## TASK PROMPT
Give the entries back exactly, dropping each image.

## INPUT RECORDS
####

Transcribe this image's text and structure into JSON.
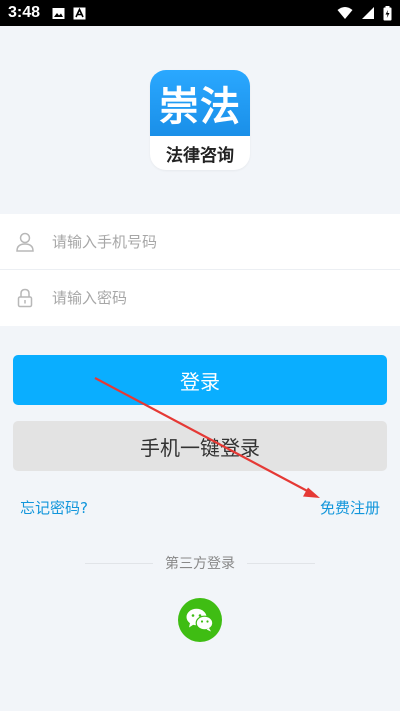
{
  "status_bar": {
    "time": "3:48",
    "icons_left": [
      "image-icon",
      "a-icon"
    ],
    "icons_right": [
      "wifi-icon",
      "signal-icon",
      "battery-icon"
    ]
  },
  "logo": {
    "title": "崇法",
    "subtitle": "法律咨询",
    "accent": "#1e9bf0"
  },
  "form": {
    "phone_placeholder": "请输入手机号码",
    "password_placeholder": "请输入密码"
  },
  "buttons": {
    "login_label": "登录",
    "phone_login_label": "手机一键登录"
  },
  "links": {
    "forgot_password": "忘记密码?",
    "register": "免费注册"
  },
  "third_party": {
    "label": "第三方登录",
    "wechat_icon": "wechat-icon"
  },
  "colors": {
    "primary": "#0aaeff",
    "link": "#1296db",
    "annotation": "#e53935",
    "wechat": "#3fbd13"
  }
}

####

## RESULT FOR THIS EXERCISE
Transcribe this image's text and structure into JSON.
{
  "status_bar": {
    "time": "3:48",
    "icons_left": [
      "image-icon",
      "a-icon"
    ],
    "icons_right": [
      "wifi-icon",
      "signal-icon",
      "battery-icon"
    ]
  },
  "logo": {
    "title": "崇法",
    "subtitle": "法律咨询",
    "accent": "#1e9bf0"
  },
  "form": {
    "phone_placeholder": "请输入手机号码",
    "password_placeholder": "请输入密码"
  },
  "buttons": {
    "login_label": "登录",
    "phone_login_label": "手机一键登录"
  },
  "links": {
    "forgot_password": "忘记密码?",
    "register": "免费注册"
  },
  "third_party": {
    "label": "第三方登录",
    "wechat_icon": "wechat-icon"
  },
  "colors": {
    "primary": "#0aaeff",
    "link": "#1296db",
    "annotation": "#e53935",
    "wechat": "#3fbd13"
  }
}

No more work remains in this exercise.